** Start Data in this exercise **
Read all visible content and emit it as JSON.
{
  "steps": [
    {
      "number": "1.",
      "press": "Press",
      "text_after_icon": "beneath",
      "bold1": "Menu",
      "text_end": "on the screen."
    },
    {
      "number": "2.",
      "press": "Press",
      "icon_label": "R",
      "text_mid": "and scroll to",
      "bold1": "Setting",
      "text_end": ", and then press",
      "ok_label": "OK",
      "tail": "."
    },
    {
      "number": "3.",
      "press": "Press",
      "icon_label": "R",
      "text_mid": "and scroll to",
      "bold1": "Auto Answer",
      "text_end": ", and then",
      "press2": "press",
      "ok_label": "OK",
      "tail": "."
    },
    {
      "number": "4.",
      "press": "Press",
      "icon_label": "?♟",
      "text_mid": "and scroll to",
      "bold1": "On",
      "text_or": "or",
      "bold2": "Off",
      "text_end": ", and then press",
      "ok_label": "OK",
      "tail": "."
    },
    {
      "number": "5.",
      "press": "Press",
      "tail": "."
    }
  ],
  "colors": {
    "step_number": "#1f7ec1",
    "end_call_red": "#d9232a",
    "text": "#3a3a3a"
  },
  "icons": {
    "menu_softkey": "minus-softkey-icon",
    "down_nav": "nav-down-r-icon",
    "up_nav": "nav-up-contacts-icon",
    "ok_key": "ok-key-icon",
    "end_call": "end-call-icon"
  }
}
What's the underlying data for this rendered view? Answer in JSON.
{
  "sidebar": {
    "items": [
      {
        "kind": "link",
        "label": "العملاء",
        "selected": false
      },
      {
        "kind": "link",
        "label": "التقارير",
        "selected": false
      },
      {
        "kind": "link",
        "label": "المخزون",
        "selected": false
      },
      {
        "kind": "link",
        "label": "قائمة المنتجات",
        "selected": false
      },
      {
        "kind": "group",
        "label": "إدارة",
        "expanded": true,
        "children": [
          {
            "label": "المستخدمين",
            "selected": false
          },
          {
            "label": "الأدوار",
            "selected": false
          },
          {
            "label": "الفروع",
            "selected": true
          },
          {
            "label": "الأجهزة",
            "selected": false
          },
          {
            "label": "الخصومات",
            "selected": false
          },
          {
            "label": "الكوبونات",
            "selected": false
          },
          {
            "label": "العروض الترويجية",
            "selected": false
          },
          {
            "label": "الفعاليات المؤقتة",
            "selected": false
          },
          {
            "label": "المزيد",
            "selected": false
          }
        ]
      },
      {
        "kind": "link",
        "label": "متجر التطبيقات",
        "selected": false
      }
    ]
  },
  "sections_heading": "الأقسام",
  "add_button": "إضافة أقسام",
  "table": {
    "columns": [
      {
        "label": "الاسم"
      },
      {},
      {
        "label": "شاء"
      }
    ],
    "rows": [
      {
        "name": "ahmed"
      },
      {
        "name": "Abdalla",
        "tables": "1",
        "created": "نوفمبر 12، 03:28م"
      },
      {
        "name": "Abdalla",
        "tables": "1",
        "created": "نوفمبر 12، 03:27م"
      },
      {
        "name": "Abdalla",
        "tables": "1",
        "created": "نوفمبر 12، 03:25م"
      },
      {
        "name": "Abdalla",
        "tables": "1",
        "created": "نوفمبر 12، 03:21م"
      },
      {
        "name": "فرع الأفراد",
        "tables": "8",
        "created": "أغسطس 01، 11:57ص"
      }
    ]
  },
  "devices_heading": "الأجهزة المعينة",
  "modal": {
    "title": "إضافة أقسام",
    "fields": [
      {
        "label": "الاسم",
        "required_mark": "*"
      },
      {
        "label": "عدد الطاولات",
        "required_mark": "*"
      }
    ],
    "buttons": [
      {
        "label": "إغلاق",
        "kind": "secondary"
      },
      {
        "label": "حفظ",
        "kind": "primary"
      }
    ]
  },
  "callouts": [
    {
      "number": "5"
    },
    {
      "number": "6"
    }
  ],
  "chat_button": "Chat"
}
** End Data in this exercise **
▶ Request
Go through the listing and print each line exactly as it appears.

▶ Task answer
Read all visible content and emit it as JSON.
{
  "steps": [
    {
      "number": "1.",
      "press": "Press",
      "text_after_icon": "beneath",
      "bold1": "Menu",
      "text_end": "on the screen."
    },
    {
      "number": "2.",
      "press": "Press",
      "icon_label": "R",
      "text_mid": "and scroll to",
      "bold1": "Setting",
      "text_end": ", and then press",
      "ok_label": "OK",
      "tail": "."
    },
    {
      "number": "3.",
      "press": "Press",
      "icon_label": "R",
      "text_mid": "and scroll to",
      "bold1": "Auto Answer",
      "text_end": ", and then",
      "press2": "press",
      "ok_label": "OK",
      "tail": "."
    },
    {
      "number": "4.",
      "press": "Press",
      "icon_label": "?♟",
      "text_mid": "and scroll to",
      "bold1": "On",
      "text_or": "or",
      "bold2": "Off",
      "text_end": ", and then press",
      "ok_label": "OK",
      "tail": "."
    },
    {
      "number": "5.",
      "press": "Press",
      "tail": "."
    }
  ],
  "colors": {
    "step_number": "#1f7ec1",
    "end_call_red": "#d9232a",
    "text": "#3a3a3a"
  },
  "icons": {
    "menu_softkey": "minus-softkey-icon",
    "down_nav": "nav-down-r-icon",
    "up_nav": "nav-up-contacts-icon",
    "ok_key": "ok-key-icon",
    "end_call": "end-call-icon"
  }
}
What's the underlying data for this rendered view? Answer in JSON.
{
  "sidebar": {
    "items": [
      {
        "kind": "link",
        "label": "العملاء",
        "selected": false
      },
      {
        "kind": "link",
        "label": "التقارير",
        "selected": false
      },
      {
        "kind": "link",
        "label": "المخزون",
        "selected": false
      },
      {
        "kind": "link",
        "label": "قائمة المنتجات",
        "selected": false
      },
      {
        "kind": "group",
        "label": "إدارة",
        "expanded": true,
        "children": [
          {
            "label": "المستخدمين",
            "selected": false
          },
          {
            "label": "الأدوار",
            "selected": false
          },
          {
            "label": "الفروع",
            "selected": true
          },
          {
            "label": "الأجهزة",
            "selected": false
          },
          {
            "label": "الخصومات",
            "selected": false
          },
          {
            "label": "الكوبونات",
            "selected": false
          },
          {
            "label": "العروض الترويجية",
            "selected": false
          },
          {
            "label": "الفعاليات المؤقتة",
            "selected": false
          },
          {
            "label": "المزيد",
            "selected": false
          }
        ]
      },
      {
        "kind": "link",
        "label": "متجر التطبيقات",
        "selected": false
      }
    ]
  },
  "sections_heading": "الأقسام",
  "add_button": "إضافة أقسام",
  "table": {
    "columns": [
      {
        "label": "الاسم"
      },
      {},
      {
        "label": "شاء"
      }
    ],
    "rows": [
      {
        "name": "ahmed"
      },
      {
        "name": "Abdalla",
        "tables": "1",
        "created": "نوفمبر 12، 03:28م"
      },
      {
        "name": "Abdalla",
        "tables": "1",
        "created": "نوفمبر 12، 03:27م"
      },
      {
        "name": "Abdalla",
        "tables": "1",
        "created": "نوفمبر 12، 03:25م"
      },
      {
        "name": "Abdalla",
        "tables": "1",
        "created": "نوفمبر 12، 03:21م"
      },
      {
        "name": "فرع الأفراد",
        "tables": "8",
        "created": "أغسطس 01، 11:57ص"
      }
    ]
  },
  "devices_heading": "الأجهزة المعينة",
  "modal": {
    "title": "إضافة أقسام",
    "fields": [
      {
        "label": "الاسم",
        "required_mark": "*"
      },
      {
        "label": "عدد الطاولات",
        "required_mark": "*"
      }
    ],
    "buttons": [
      {
        "label": "إغلاق",
        "kind": "secondary"
      },
      {
        "label": "حفظ",
        "kind": "primary"
      }
    ]
  },
  "callouts": [
    {
      "number": "5"
    },
    {
      "number": "6"
    }
  ],
  "chat_button": "Chat"
}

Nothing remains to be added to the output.